#### [YOUR TASK]
Swap every "interactable" in the records below for "clickable", and write the lines out again with nothing else changed.

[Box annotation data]
========================
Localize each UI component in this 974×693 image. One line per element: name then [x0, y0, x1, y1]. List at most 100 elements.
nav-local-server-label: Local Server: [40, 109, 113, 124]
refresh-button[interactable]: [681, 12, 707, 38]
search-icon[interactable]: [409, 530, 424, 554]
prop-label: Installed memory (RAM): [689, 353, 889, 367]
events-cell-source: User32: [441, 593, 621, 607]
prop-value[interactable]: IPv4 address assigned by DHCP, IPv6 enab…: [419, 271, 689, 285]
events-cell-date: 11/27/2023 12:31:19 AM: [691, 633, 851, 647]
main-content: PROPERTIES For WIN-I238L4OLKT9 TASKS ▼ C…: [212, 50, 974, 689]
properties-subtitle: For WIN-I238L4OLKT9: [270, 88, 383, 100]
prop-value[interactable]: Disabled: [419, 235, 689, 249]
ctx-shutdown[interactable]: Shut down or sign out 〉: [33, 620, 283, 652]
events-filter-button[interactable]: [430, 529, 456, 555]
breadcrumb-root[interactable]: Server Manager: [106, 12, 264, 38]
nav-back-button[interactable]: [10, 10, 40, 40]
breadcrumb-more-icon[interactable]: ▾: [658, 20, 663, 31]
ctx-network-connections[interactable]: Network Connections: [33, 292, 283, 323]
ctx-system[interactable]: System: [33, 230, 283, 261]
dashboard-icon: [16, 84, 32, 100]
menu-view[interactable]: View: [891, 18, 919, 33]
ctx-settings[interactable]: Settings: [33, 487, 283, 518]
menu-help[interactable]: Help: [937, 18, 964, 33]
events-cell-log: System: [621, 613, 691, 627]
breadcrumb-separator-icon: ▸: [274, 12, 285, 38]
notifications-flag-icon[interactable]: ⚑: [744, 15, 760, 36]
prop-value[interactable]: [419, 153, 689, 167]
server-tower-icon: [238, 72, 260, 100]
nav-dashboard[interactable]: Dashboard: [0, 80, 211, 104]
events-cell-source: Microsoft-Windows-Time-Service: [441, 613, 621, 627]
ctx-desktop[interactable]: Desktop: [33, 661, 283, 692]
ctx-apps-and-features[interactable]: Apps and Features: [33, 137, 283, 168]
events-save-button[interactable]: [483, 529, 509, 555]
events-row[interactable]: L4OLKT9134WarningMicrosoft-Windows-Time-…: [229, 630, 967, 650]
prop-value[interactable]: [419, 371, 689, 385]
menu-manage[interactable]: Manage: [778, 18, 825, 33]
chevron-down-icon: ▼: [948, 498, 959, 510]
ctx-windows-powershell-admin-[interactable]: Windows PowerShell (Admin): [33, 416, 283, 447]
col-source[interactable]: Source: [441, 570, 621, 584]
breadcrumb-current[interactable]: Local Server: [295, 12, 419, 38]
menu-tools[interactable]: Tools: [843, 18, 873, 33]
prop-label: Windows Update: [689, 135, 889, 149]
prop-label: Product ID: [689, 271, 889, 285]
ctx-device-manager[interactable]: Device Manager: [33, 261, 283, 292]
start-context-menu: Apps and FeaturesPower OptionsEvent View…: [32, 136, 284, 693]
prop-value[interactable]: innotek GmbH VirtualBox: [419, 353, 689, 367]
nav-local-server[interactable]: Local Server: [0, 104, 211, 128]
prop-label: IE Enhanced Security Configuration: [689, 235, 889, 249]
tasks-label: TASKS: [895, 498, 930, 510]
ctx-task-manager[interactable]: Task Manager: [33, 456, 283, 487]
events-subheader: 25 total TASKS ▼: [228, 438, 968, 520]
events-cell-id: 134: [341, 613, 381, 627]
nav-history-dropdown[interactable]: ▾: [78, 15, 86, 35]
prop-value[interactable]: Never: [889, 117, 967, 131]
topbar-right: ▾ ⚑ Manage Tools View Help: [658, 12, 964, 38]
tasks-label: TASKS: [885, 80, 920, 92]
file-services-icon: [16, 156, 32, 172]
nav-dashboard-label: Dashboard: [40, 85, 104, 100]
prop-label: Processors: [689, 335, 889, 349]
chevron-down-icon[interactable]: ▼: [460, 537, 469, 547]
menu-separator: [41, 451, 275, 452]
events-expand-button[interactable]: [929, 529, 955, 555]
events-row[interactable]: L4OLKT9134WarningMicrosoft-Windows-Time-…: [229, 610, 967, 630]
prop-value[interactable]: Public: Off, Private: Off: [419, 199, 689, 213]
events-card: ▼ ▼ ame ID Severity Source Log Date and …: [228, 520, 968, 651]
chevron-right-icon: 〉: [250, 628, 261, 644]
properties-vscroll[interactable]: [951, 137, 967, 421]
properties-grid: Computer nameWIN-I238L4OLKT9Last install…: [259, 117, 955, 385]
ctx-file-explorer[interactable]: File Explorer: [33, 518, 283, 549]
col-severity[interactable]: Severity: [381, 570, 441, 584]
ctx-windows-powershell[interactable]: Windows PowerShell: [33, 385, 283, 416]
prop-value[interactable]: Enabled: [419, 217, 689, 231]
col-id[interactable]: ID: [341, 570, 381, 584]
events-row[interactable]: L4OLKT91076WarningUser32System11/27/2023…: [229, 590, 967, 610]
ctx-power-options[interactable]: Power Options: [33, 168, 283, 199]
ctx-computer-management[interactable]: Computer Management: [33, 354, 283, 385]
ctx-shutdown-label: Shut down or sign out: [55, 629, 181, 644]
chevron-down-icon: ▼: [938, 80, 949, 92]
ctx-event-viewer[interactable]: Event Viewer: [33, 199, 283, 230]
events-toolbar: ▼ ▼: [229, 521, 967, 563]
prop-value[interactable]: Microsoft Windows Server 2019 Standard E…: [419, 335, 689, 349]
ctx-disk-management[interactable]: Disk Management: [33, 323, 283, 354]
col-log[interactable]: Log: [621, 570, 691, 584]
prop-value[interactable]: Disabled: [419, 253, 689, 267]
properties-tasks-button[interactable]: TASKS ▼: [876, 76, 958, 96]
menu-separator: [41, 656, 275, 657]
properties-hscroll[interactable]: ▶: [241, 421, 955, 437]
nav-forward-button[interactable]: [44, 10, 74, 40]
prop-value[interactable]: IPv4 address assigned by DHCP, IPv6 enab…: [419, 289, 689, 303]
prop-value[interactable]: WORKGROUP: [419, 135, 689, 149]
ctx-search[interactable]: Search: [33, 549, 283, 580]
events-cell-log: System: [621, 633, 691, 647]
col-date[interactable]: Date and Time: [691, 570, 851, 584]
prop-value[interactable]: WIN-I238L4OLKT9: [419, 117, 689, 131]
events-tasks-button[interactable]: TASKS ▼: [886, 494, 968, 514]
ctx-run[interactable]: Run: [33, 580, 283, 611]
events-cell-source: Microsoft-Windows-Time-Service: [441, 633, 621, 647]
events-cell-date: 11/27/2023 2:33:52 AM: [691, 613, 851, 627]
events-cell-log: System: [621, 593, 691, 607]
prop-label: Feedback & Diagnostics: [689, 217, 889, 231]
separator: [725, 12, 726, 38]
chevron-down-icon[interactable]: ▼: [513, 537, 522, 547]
========================
#### [SOLVED PROBLEM]
Localize each UI component in this 974×693 image. One line per element: name then [x0, y0, x1, y1]. List at most 100 elements.
nav-local-server-label: Local Server: [40, 109, 113, 124]
refresh-button[clickable]: [681, 12, 707, 38]
search-icon[clickable]: [409, 530, 424, 554]
prop-label: Installed memory (RAM): [689, 353, 889, 367]
events-cell-source: User32: [441, 593, 621, 607]
prop-value[clickable]: IPv4 address assigned by DHCP, IPv6 enab…: [419, 271, 689, 285]
events-cell-date: 11/27/2023 12:31:19 AM: [691, 633, 851, 647]
main-content: PROPERTIES For WIN-I238L4OLKT9 TASKS ▼ C…: [212, 50, 974, 689]
properties-subtitle: For WIN-I238L4OLKT9: [270, 88, 383, 100]
prop-value[clickable]: Disabled: [419, 235, 689, 249]
ctx-shutdown[clickable]: Shut down or sign out 〉: [33, 620, 283, 652]
events-filter-button[clickable]: [430, 529, 456, 555]
breadcrumb-root[clickable]: Server Manager: [106, 12, 264, 38]
nav-back-button[clickable]: [10, 10, 40, 40]
breadcrumb-more-icon[clickable]: ▾: [658, 20, 663, 31]
ctx-network-connections[clickable]: Network Connections: [33, 292, 283, 323]
ctx-system[clickable]: System: [33, 230, 283, 261]
dashboard-icon: [16, 84, 32, 100]
menu-view[clickable]: View: [891, 18, 919, 33]
ctx-settings[clickable]: Settings: [33, 487, 283, 518]
menu-help[clickable]: Help: [937, 18, 964, 33]
events-cell-log: System: [621, 613, 691, 627]
breadcrumb-separator-icon: ▸: [274, 12, 285, 38]
notifications-flag-icon[clickable]: ⚑: [744, 15, 760, 36]
prop-value[clickable]: [419, 153, 689, 167]
server-tower-icon: [238, 72, 260, 100]
nav-dashboard[clickable]: Dashboard: [0, 80, 211, 104]
events-cell-source: Microsoft-Windows-Time-Service: [441, 613, 621, 627]
ctx-desktop[clickable]: Desktop: [33, 661, 283, 692]
ctx-apps-and-features[clickable]: Apps and Features: [33, 137, 283, 168]
events-save-button[clickable]: [483, 529, 509, 555]
events-row[clickable]: L4OLKT9134WarningMicrosoft-Windows-Time-…: [229, 630, 967, 650]
prop-value[clickable]: [419, 371, 689, 385]
menu-manage[clickable]: Manage: [778, 18, 825, 33]
chevron-down-icon: ▼: [948, 498, 959, 510]
ctx-windows-powershell-admin-[clickable]: Windows PowerShell (Admin): [33, 416, 283, 447]
col-source[clickable]: Source: [441, 570, 621, 584]
breadcrumb-current[clickable]: Local Server: [295, 12, 419, 38]
menu-tools[clickable]: Tools: [843, 18, 873, 33]
prop-label: Windows Update: [689, 135, 889, 149]
prop-label: Product ID: [689, 271, 889, 285]
ctx-device-manager[clickable]: Device Manager: [33, 261, 283, 292]
start-context-menu: Apps and FeaturesPower OptionsEvent View…: [32, 136, 284, 693]
prop-value[clickable]: innotek GmbH VirtualBox: [419, 353, 689, 367]
nav-local-server[clickable]: Local Server: [0, 104, 211, 128]
prop-label: IE Enhanced Security Configuration: [689, 235, 889, 249]
tasks-label: TASKS: [895, 498, 930, 510]
ctx-task-manager[clickable]: Task Manager: [33, 456, 283, 487]
events-subheader: 25 total TASKS ▼: [228, 438, 968, 520]
events-cell-id: 134: [341, 613, 381, 627]
nav-history-dropdown[clickable]: ▾: [78, 15, 86, 35]
prop-value[clickable]: Never: [889, 117, 967, 131]
topbar-right: ▾ ⚑ Manage Tools View Help: [658, 12, 964, 38]
tasks-label: TASKS: [885, 80, 920, 92]
file-services-icon: [16, 156, 32, 172]
nav-dashboard-label: Dashboard: [40, 85, 104, 100]
prop-label: Processors: [689, 335, 889, 349]
chevron-down-icon[clickable]: ▼: [460, 537, 469, 547]
menu-separator: [41, 451, 275, 452]
events-expand-button[clickable]: [929, 529, 955, 555]
events-row[clickable]: L4OLKT9134WarningMicrosoft-Windows-Time-…: [229, 610, 967, 630]
prop-value[clickable]: Public: Off, Private: Off: [419, 199, 689, 213]
events-card: ▼ ▼ ame ID Severity Source Log Date and …: [228, 520, 968, 651]
chevron-right-icon: 〉: [250, 628, 261, 644]
properties-vscroll[clickable]: [951, 137, 967, 421]
properties-grid: Computer nameWIN-I238L4OLKT9Last install…: [259, 117, 955, 385]
ctx-file-explorer[clickable]: File Explorer: [33, 518, 283, 549]
col-severity[clickable]: Severity: [381, 570, 441, 584]
ctx-windows-powershell[clickable]: Windows PowerShell: [33, 385, 283, 416]
prop-value[clickable]: Enabled: [419, 217, 689, 231]
col-id[clickable]: ID: [341, 570, 381, 584]
events-row[clickable]: L4OLKT91076WarningUser32System11/27/2023…: [229, 590, 967, 610]
ctx-power-options[clickable]: Power Options: [33, 168, 283, 199]
ctx-computer-management[clickable]: Computer Management: [33, 354, 283, 385]
ctx-shutdown-label: Shut down or sign out: [55, 629, 181, 644]
chevron-down-icon: ▼: [938, 80, 949, 92]
ctx-event-viewer[clickable]: Event Viewer: [33, 199, 283, 230]
events-toolbar: ▼ ▼: [229, 521, 967, 563]
prop-value[clickable]: Microsoft Windows Server 2019 Standard E…: [419, 335, 689, 349]
ctx-disk-management[clickable]: Disk Management: [33, 323, 283, 354]
col-log[clickable]: Log: [621, 570, 691, 584]
prop-value[clickable]: Disabled: [419, 253, 689, 267]
properties-tasks-button[clickable]: TASKS ▼: [876, 76, 958, 96]
menu-separator: [41, 656, 275, 657]
properties-hscroll[clickable]: ▶: [241, 421, 955, 437]
nav-forward-button[clickable]: [44, 10, 74, 40]
prop-value[clickable]: IPv4 address assigned by DHCP, IPv6 enab…: [419, 289, 689, 303]
prop-value[clickable]: WORKGROUP: [419, 135, 689, 149]
ctx-search[clickable]: Search: [33, 549, 283, 580]
events-cell-log: System: [621, 633, 691, 647]
col-date[clickable]: Date and Time: [691, 570, 851, 584]
prop-value[clickable]: WIN-I238L4OLKT9: [419, 117, 689, 131]
events-tasks-button[clickable]: TASKS ▼: [886, 494, 968, 514]
ctx-run[clickable]: Run: [33, 580, 283, 611]
events-cell-source: Microsoft-Windows-Time-Service: [441, 633, 621, 647]
events-cell-date: 11/27/2023 2:33:52 AM: [691, 613, 851, 627]
events-cell-log: System: [621, 593, 691, 607]
prop-label: Feedback & Diagnostics: [689, 217, 889, 231]
separator: [725, 12, 726, 38]
chevron-down-icon[clickable]: ▼: [513, 537, 522, 547]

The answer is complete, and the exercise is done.